Reproduce the listing exactly, with no pictures in your copy.
===== DATA ENTRIES
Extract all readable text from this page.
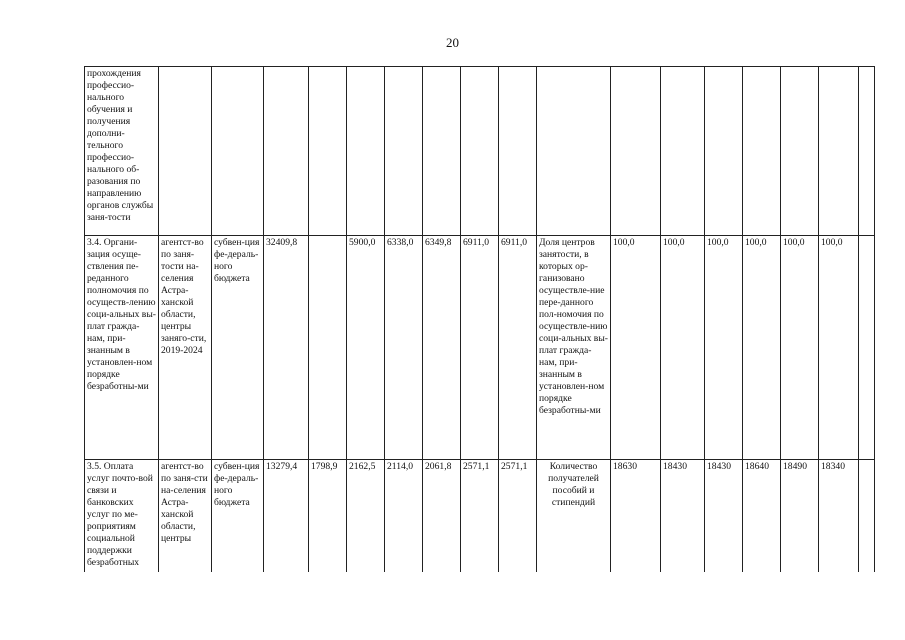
20
прохождения профессио-нального обучения и получения дополни-тельного профессио-нального об-разования по направлению органов службы заня-тости																	
3.4. Органи-зация осуще-ствления пе-реданного полномочия по осуществ-лению соци-альных вы-плат гражда-нам, при-знанным в установлен-ном порядке безработны-ми	агентст-во по заня-тости на-селения Астра-ханской области, центры заняго-сти, 2019-2024	субвен-ция фе-дераль-ного бюджета	32409,8		5900,0	6338,0	6349,8	6911,0	6911,0	Доля центров занятости, в которых ор-ганизовано осуществле-ние пере-данного пол-номочия по осуществле-нию соци-альных вы-плат гражда-нам, при-знанным в установлен-ном порядке безработны-ми	100,0	100,0	100,0	100,0	100,0	100,0	
3.5. Оплата услуг почто-вой связи и банковских услуг по ме-роприятиям социальной поддержки безработных	агентст-во по заня-сти на-селения Астра-ханской области, центры	субвен-ция фе-дераль-ного бюджета	13279,4	1798,9	2162,5	2114,0	2061,8	2571,1	2571,1	Количество получателей пособий и стипендий	18630	18430	18430	18640	18490	18340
==========
### [SOLVED PROBLEM]
Extract all readable text from this page.
20
прохождения профессио-нального обучения и получения дополни-тельного профессио-нального об-разования по направлению органов службы заня-тости																	
3.4. Органи-зация осуще-ствления пе-реданного полномочия по осуществ-лению соци-альных вы-плат гражда-нам, при-знанным в установлен-ном порядке безработны-ми	агентст-во по заня-тости на-селения Астра-ханской области, центры заняго-сти, 2019-2024	субвен-ция фе-дераль-ного бюджета	32409,8		5900,0	6338,0	6349,8	6911,0	6911,0	Доля центров занятости, в которых ор-ганизовано осуществле-ние пере-данного пол-номочия по осуществле-нию соци-альных вы-плат гражда-нам, при-знанным в установлен-ном порядке безработны-ми	100,0	100,0	100,0	100,0	100,0	100,0	
3.5. Оплата услуг почто-вой связи и банковских услуг по ме-роприятиям социальной поддержки безработных	агентст-во по заня-сти на-селения Астра-ханской области, центры	субвен-ция фе-дераль-ного бюджета	13279,4	1798,9	2162,5	2114,0	2061,8	2571,1	2571,1	Количество получателей пособий и стипендий	18630	18430	18430	18640	18490	18340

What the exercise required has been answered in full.